● **Given task**
Extract the whole listing as it stands. Do not include the pictures.

● **Records supplied**

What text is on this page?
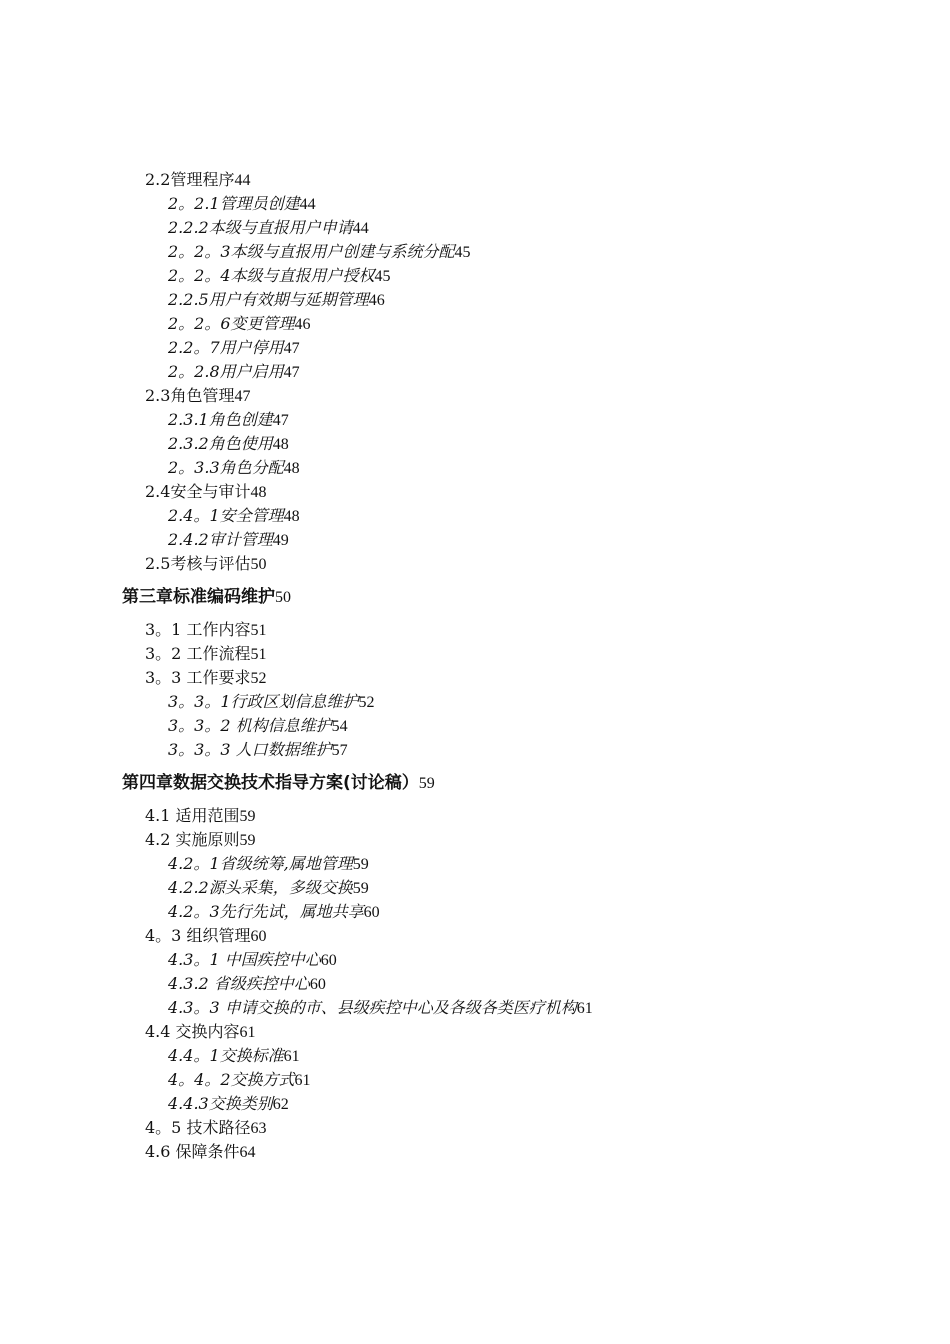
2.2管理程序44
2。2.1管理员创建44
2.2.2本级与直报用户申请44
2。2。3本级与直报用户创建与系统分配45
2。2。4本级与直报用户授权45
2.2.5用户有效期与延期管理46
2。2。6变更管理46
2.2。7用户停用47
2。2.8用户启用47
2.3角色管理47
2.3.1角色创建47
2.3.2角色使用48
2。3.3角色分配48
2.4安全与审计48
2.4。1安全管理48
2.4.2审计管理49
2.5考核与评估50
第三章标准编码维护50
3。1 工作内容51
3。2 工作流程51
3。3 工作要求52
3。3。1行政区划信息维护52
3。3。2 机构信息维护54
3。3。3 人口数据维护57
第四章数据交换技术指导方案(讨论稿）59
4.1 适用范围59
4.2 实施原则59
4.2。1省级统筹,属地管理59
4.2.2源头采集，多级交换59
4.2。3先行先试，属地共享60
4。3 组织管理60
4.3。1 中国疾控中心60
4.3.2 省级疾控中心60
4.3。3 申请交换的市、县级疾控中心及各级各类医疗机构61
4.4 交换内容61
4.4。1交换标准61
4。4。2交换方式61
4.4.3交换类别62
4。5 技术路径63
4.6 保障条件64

● **Completed task**
What text is on this page?
2.2管理程序44
2。2.1管理员创建44
2.2.2本级与直报用户申请44
2。2。3本级与直报用户创建与系统分配45
2。2。4本级与直报用户授权45
2.2.5用户有效期与延期管理46
2。2。6变更管理46
2.2。7用户停用47
2。2.8用户启用47
2.3角色管理47
2.3.1角色创建47
2.3.2角色使用48
2。3.3角色分配48
2.4安全与审计48
2.4。1安全管理48
2.4.2审计管理49
2.5考核与评估50
第三章标准编码维护50
3。1 工作内容51
3。2 工作流程51
3。3 工作要求52
3。3。1行政区划信息维护52
3。3。2 机构信息维护54
3。3。3 人口数据维护57
第四章数据交换技术指导方案(讨论稿）59
4.1 适用范围59
4.2 实施原则59
4.2。1省级统筹,属地管理59
4.2.2源头采集，多级交换59
4.2。3先行先试，属地共享60
4。3 组织管理60
4.3。1 中国疾控中心60
4.3.2 省级疾控中心60
4.3。3 申请交换的市、县级疾控中心及各级各类医疗机构61
4.4 交换内容61
4.4。1交换标准61
4。4。2交换方式61
4.4.3交换类别62
4。5 技术路径63
4.6 保障条件64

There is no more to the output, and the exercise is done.